WRITTEN EXERCISE: The listing below should be written out exactly; please include all of it.

+--

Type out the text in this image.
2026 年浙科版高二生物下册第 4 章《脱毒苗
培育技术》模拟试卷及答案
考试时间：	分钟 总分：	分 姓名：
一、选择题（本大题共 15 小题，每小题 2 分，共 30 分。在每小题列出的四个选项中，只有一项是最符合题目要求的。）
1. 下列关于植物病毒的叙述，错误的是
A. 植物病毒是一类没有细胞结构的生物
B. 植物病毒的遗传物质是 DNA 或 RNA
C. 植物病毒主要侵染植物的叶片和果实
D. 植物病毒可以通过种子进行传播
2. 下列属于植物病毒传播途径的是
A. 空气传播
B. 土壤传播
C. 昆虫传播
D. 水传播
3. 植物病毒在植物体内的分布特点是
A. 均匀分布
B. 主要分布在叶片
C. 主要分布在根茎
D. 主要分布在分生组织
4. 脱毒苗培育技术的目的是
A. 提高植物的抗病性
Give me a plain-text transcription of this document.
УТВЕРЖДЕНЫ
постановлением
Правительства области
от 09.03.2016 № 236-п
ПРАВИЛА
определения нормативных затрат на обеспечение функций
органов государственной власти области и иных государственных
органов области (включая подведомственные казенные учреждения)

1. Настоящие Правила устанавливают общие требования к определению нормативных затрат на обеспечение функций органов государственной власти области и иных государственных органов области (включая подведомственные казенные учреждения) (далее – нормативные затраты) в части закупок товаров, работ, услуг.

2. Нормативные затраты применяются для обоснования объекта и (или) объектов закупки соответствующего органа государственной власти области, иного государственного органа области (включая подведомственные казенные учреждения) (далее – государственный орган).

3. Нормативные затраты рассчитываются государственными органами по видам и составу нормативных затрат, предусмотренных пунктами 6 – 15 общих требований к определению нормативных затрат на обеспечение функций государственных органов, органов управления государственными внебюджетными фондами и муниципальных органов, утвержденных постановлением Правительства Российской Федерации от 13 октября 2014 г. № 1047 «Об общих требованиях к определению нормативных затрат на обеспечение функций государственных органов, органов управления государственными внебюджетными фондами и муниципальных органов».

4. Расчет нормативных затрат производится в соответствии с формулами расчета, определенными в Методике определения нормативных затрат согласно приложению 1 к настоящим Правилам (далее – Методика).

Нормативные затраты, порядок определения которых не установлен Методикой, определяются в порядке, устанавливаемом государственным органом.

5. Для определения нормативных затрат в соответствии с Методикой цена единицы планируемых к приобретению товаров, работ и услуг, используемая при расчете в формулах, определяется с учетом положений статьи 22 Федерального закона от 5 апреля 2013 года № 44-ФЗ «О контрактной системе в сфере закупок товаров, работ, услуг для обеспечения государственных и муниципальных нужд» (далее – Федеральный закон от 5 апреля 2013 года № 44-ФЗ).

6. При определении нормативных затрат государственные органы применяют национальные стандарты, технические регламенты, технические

+--

OUTPUT FOR THIS TASK:
Type out the text in this image.
2026 年浙科版高二生物下册第 4 章《脱毒苗
培育技术》模拟试卷及答案
考试时间：	分钟 总分：	分 姓名：
一、选择题（本大题共 15 小题，每小题 2 分，共 30 分。在每小题列出的四个选项中，只有一项是最符合题目要求的。）
1. 下列关于植物病毒的叙述，错误的是
A. 植物病毒是一类没有细胞结构的生物
B. 植物病毒的遗传物质是 DNA 或 RNA
C. 植物病毒主要侵染植物的叶片和果实
D. 植物病毒可以通过种子进行传播
2. 下列属于植物病毒传播途径的是
A. 空气传播
B. 土壤传播
C. 昆虫传播
D. 水传播
3. 植物病毒在植物体内的分布特点是
A. 均匀分布
B. 主要分布在叶片
C. 主要分布在根茎
D. 主要分布在分生组织
4. 脱毒苗培育技术的目的是
A. 提高植物的抗病性
Give me a plain-text transcription of this document.
УТВЕРЖДЕНЫ
постановлением
Правительства области
от 09.03.2016 № 236-п
ПРАВИЛА
определения нормативных затрат на обеспечение функций
органов государственной власти области и иных государственных
органов области (включая подведомственные казенные учреждения)

1. Настоящие Правила устанавливают общие требования к определению нормативных затрат на обеспечение функций органов государственной власти области и иных государственных органов области (включая подведомственные казенные учреждения) (далее – нормативные затраты) в части закупок товаров, работ, услуг.

2. Нормативные затраты применяются для обоснования объекта и (или) объектов закупки соответствующего органа государственной власти области, иного государственного органа области (включая подведомственные казенные учреждения) (далее – государственный орган).

3. Нормативные затраты рассчитываются государственными органами по видам и составу нормативных затрат, предусмотренных пунктами 6 – 15 общих требований к определению нормативных затрат на обеспечение функций государственных органов, органов управления государственными внебюджетными фондами и муниципальных органов, утвержденных постановлением Правительства Российской Федерации от 13 октября 2014 г. № 1047 «Об общих требованиях к определению нормативных затрат на обеспечение функций государственных органов, органов управления государственными внебюджетными фондами и муниципальных органов».

4. Расчет нормативных затрат производится в соответствии с формулами расчета, определенными в Методике определения нормативных затрат согласно приложению 1 к настоящим Правилам (далее – Методика).

Нормативные затраты, порядок определения которых не установлен Методикой, определяются в порядке, устанавливаемом государственным органом.

5. Для определения нормативных затрат в соответствии с Методикой цена единицы планируемых к приобретению товаров, работ и услуг, используемая при расчете в формулах, определяется с учетом положений статьи 22 Федерального закона от 5 апреля 2013 года № 44-ФЗ «О контрактной системе в сфере закупок товаров, работ, услуг для обеспечения государственных и муниципальных нужд» (далее – Федеральный закон от 5 апреля 2013 года № 44-ФЗ).

6. При определении нормативных затрат государственные органы применяют национальные стандарты, технические регламенты, технические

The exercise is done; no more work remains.